TASK TO CARRY OUT
Using the listing below, give the number of lines where "right" appears, and nothing else.

═════ PROVIDED MATERIAL

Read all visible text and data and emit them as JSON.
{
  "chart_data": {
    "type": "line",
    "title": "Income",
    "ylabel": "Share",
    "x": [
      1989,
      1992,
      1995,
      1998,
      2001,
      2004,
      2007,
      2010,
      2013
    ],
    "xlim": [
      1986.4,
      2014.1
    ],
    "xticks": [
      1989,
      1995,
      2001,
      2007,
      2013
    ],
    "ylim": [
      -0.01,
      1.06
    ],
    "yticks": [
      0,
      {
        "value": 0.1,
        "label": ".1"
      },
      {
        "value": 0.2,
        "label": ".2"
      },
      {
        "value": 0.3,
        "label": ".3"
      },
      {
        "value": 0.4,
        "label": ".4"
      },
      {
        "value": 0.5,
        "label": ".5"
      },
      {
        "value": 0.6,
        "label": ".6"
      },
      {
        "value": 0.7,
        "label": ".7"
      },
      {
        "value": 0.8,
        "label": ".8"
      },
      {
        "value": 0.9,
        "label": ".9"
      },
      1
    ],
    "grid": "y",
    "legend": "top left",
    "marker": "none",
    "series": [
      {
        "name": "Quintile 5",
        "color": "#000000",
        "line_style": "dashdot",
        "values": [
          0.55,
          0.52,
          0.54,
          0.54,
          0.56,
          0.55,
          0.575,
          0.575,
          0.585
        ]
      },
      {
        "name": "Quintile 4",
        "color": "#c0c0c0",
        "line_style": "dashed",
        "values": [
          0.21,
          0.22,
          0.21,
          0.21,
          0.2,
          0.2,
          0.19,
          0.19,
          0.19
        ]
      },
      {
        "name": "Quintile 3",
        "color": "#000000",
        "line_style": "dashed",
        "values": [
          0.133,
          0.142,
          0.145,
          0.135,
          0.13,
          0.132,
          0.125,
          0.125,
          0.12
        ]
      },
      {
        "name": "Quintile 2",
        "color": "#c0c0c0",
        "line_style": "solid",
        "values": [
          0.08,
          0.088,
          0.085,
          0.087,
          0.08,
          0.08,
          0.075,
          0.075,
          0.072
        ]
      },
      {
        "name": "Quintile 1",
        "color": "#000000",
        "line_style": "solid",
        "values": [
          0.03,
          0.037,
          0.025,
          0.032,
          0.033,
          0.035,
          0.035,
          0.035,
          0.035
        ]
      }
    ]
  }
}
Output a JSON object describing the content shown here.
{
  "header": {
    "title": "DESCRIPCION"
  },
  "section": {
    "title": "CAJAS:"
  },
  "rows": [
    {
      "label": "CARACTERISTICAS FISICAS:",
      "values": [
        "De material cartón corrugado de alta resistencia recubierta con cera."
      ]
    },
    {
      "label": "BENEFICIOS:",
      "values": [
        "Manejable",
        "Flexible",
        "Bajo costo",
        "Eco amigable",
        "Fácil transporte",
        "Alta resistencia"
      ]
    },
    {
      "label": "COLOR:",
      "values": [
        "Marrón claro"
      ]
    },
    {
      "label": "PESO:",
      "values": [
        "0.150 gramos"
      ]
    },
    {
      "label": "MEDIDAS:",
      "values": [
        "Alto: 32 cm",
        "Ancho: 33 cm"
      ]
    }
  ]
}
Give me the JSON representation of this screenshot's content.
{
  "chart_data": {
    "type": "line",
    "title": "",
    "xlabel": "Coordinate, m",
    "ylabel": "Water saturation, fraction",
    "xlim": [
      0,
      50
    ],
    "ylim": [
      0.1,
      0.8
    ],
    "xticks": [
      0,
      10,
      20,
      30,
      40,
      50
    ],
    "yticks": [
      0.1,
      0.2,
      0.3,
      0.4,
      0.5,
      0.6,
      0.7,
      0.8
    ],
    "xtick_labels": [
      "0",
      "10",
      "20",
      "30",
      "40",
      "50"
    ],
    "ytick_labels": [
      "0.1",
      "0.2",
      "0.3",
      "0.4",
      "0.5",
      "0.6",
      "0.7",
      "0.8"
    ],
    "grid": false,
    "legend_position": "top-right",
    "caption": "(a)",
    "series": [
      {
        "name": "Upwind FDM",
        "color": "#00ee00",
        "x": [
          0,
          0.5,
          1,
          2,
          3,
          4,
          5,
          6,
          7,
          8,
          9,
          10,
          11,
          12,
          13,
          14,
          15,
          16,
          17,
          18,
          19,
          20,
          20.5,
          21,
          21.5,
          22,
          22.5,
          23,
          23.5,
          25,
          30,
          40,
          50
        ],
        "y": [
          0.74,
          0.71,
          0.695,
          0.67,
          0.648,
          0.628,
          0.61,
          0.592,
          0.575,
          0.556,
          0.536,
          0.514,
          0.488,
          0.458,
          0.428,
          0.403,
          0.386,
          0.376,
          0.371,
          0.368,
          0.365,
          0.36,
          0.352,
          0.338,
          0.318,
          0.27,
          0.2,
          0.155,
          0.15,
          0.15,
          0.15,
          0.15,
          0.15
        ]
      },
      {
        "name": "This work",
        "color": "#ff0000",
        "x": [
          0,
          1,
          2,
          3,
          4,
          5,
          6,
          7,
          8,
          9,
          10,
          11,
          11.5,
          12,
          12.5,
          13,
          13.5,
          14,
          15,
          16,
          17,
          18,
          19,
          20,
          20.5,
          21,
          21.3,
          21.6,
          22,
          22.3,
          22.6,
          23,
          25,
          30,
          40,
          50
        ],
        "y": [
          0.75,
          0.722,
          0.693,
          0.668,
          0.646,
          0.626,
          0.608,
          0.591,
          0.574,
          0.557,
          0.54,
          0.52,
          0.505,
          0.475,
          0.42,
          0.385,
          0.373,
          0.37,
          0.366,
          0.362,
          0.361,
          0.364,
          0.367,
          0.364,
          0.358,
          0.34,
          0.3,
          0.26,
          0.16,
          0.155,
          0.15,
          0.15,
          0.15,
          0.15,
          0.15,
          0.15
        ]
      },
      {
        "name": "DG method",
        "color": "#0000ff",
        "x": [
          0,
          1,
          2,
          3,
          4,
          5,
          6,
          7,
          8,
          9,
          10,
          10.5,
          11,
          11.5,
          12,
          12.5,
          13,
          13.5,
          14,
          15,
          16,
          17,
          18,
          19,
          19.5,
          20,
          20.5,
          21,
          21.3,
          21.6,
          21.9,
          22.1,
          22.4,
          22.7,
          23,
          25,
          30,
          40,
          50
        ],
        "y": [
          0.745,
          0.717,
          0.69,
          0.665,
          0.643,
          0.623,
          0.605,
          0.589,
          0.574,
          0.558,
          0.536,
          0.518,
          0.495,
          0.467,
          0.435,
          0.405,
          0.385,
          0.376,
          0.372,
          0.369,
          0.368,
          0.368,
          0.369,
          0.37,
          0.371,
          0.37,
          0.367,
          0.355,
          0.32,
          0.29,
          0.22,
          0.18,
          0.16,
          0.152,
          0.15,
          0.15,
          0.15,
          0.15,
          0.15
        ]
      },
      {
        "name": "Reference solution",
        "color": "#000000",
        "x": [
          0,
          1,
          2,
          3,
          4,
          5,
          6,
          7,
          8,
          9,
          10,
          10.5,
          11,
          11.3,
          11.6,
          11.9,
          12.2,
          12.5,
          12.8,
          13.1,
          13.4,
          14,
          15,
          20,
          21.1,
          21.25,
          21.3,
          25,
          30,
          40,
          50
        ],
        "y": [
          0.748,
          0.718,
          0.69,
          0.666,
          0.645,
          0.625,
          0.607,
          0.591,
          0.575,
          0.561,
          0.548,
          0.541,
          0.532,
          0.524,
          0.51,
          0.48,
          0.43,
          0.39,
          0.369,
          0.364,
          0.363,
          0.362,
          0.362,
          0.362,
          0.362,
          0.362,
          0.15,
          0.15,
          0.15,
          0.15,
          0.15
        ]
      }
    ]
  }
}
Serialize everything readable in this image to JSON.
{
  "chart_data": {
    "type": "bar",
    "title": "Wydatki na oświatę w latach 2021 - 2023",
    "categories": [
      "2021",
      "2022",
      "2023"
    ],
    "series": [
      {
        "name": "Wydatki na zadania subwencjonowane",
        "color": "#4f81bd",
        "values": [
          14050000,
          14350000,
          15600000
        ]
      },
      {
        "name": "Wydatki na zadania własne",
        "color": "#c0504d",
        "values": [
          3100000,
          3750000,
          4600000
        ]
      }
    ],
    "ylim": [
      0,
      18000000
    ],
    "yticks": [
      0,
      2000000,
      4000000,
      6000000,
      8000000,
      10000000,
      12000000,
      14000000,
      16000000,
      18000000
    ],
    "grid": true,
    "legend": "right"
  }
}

══════════

OUTPUT BELOW
2